The data =>
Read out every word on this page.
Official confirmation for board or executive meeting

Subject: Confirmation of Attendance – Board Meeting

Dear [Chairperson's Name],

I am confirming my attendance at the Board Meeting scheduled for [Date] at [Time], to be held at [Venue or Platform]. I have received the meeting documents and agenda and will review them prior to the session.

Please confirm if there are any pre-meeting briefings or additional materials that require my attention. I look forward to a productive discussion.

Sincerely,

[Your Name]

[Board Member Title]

What to do => Return all of the entries exactly as they were supplied.

Completed task =>
Read out every word on this page.
Official confirmation for board or executive meeting

Subject: Confirmation of Attendance – Board Meeting

Dear [Chairperson's Name],

I am confirming my attendance at the Board Meeting scheduled for [Date] at [Time], to be held at [Venue or Platform]. I have received the meeting documents and agenda and will review them prior to the session.

Please confirm if there are any pre-meeting briefings or additional materials that require my attention. I look forward to a productive discussion.

Sincerely,

[Your Name]

[Board Member Title]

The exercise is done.